Source data:
** BEGIN **
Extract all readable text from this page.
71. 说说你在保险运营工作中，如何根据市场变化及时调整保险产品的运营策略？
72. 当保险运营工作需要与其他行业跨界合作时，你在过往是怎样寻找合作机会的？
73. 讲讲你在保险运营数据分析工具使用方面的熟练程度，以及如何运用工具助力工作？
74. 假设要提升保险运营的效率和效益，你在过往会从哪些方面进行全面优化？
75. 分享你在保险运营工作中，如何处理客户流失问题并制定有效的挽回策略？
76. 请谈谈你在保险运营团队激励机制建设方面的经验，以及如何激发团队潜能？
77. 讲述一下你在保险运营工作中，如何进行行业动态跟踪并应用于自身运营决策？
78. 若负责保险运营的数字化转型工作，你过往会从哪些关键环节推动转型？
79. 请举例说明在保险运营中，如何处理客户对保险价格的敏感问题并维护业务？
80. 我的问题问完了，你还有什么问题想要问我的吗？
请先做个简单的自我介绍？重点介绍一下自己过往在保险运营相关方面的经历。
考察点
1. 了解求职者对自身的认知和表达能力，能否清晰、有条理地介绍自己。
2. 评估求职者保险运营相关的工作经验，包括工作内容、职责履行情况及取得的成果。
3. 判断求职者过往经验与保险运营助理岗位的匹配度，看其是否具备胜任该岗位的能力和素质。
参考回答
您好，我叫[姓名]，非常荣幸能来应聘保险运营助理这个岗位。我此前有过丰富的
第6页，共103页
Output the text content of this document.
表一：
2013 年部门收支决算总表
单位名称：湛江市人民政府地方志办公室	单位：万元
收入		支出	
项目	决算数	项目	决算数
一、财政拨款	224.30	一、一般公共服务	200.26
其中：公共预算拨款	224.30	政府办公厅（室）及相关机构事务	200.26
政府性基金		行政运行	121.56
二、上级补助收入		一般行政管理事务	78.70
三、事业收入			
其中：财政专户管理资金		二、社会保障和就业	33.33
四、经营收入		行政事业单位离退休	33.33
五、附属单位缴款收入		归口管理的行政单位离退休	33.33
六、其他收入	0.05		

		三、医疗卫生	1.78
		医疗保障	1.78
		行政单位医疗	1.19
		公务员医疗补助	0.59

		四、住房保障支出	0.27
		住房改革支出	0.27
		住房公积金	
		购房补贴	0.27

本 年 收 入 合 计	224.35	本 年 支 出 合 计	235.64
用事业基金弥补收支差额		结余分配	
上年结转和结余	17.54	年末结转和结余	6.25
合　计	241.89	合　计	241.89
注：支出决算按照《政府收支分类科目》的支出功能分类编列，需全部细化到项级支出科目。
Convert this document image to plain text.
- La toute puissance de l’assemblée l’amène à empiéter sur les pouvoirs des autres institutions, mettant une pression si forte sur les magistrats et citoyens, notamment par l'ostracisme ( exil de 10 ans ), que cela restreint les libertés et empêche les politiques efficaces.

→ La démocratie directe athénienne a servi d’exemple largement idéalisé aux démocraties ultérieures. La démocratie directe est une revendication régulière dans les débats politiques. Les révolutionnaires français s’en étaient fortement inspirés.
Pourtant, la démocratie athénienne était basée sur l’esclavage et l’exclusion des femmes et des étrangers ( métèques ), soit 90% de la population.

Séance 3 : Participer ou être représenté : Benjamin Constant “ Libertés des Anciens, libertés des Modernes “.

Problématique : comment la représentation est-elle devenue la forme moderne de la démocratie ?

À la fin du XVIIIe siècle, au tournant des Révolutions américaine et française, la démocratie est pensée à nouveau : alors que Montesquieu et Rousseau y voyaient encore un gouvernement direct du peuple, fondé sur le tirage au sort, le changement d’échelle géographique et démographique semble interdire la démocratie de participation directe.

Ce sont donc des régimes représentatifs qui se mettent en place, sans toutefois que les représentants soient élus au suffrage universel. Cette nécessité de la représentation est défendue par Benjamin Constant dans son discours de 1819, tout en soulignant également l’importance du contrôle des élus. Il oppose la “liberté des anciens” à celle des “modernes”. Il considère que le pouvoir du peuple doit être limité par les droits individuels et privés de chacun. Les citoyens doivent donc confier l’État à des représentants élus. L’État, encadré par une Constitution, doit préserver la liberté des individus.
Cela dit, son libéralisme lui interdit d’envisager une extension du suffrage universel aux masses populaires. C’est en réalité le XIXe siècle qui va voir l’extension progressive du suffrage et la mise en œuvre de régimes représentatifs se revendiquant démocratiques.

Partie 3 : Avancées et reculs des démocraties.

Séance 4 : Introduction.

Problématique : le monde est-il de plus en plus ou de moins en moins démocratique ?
** END **
Directions:
Copy out each record from above, exactly.

The completed task:
Extract all readable text from this page.
71. 说说你在保险运营工作中，如何根据市场变化及时调整保险产品的运营策略？
72. 当保险运营工作需要与其他行业跨界合作时，你在过往是怎样寻找合作机会的？
73. 讲讲你在保险运营数据分析工具使用方面的熟练程度，以及如何运用工具助力工作？
74. 假设要提升保险运营的效率和效益，你在过往会从哪些方面进行全面优化？
75. 分享你在保险运营工作中，如何处理客户流失问题并制定有效的挽回策略？
76. 请谈谈你在保险运营团队激励机制建设方面的经验，以及如何激发团队潜能？
77. 讲述一下你在保险运营工作中，如何进行行业动态跟踪并应用于自身运营决策？
78. 若负责保险运营的数字化转型工作，你过往会从哪些关键环节推动转型？
79. 请举例说明在保险运营中，如何处理客户对保险价格的敏感问题并维护业务？
80. 我的问题问完了，你还有什么问题想要问我的吗？
请先做个简单的自我介绍？重点介绍一下自己过往在保险运营相关方面的经历。
考察点
1. 了解求职者对自身的认知和表达能力，能否清晰、有条理地介绍自己。
2. 评估求职者保险运营相关的工作经验，包括工作内容、职责履行情况及取得的成果。
3. 判断求职者过往经验与保险运营助理岗位的匹配度，看其是否具备胜任该岗位的能力和素质。
参考回答
您好，我叫[姓名]，非常荣幸能来应聘保险运营助理这个岗位。我此前有过丰富的
第6页，共103页
Output the text content of this document.
表一：
2013 年部门收支决算总表
单位名称：湛江市人民政府地方志办公室	单位：万元
收入		支出	
项目	决算数	项目	决算数
一、财政拨款	224.30	一、一般公共服务	200.26
其中：公共预算拨款	224.30	政府办公厅（室）及相关机构事务	200.26
政府性基金		行政运行	121.56
二、上级补助收入		一般行政管理事务	78.70
三、事业收入			
其中：财政专户管理资金		二、社会保障和就业	33.33
四、经营收入		行政事业单位离退休	33.33
五、附属单位缴款收入		归口管理的行政单位离退休	33.33
六、其他收入	0.05		

		三、医疗卫生	1.78
		医疗保障	1.78
		行政单位医疗	1.19
		公务员医疗补助	0.59

		四、住房保障支出	0.27
		住房改革支出	0.27
		住房公积金	
		购房补贴	0.27

本 年 收 入 合 计	224.35	本 年 支 出 合 计	235.64
用事业基金弥补收支差额		结余分配	
上年结转和结余	17.54	年末结转和结余	6.25
合　计	241.89	合　计	241.89
注：支出决算按照《政府收支分类科目》的支出功能分类编列，需全部细化到项级支出科目。
Convert this document image to plain text.
- La toute puissance de l’assemblée l’amène à empiéter sur les pouvoirs des autres institutions, mettant une pression si forte sur les magistrats et citoyens, notamment par l'ostracisme ( exil de 10 ans ), que cela restreint les libertés et empêche les politiques efficaces.

→ La démocratie directe athénienne a servi d’exemple largement idéalisé aux démocraties ultérieures. La démocratie directe est une revendication régulière dans les débats politiques. Les révolutionnaires français s’en étaient fortement inspirés.
Pourtant, la démocratie athénienne était basée sur l’esclavage et l’exclusion des femmes et des étrangers ( métèques ), soit 90% de la population.

Séance 3 : Participer ou être représenté : Benjamin Constant “ Libertés des Anciens, libertés des Modernes “.

Problématique : comment la représentation est-elle devenue la forme moderne de la démocratie ?

À la fin du XVIIIe siècle, au tournant des Révolutions américaine et française, la démocratie est pensée à nouveau : alors que Montesquieu et Rousseau y voyaient encore un gouvernement direct du peuple, fondé sur le tirage au sort, le changement d’échelle géographique et démographique semble interdire la démocratie de participation directe.

Ce sont donc des régimes représentatifs qui se mettent en place, sans toutefois que les représentants soient élus au suffrage universel. Cette nécessité de la représentation est défendue par Benjamin Constant dans son discours de 1819, tout en soulignant également l’importance du contrôle des élus. Il oppose la “liberté des anciens” à celle des “modernes”. Il considère que le pouvoir du peuple doit être limité par les droits individuels et privés de chacun. Les citoyens doivent donc confier l’État à des représentants élus. L’État, encadré par une Constitution, doit préserver la liberté des individus.
Cela dit, son libéralisme lui interdit d’envisager une extension du suffrage universel aux masses populaires. C’est en réalité le XIXe siècle qui va voir l’extension progressive du suffrage et la mise en œuvre de régimes représentatifs se revendiquant démocratiques.

Partie 3 : Avancées et reculs des démocraties.

Séance 4 : Introduction.

Problématique : le monde est-il de plus en plus ou de moins en moins démocratique ?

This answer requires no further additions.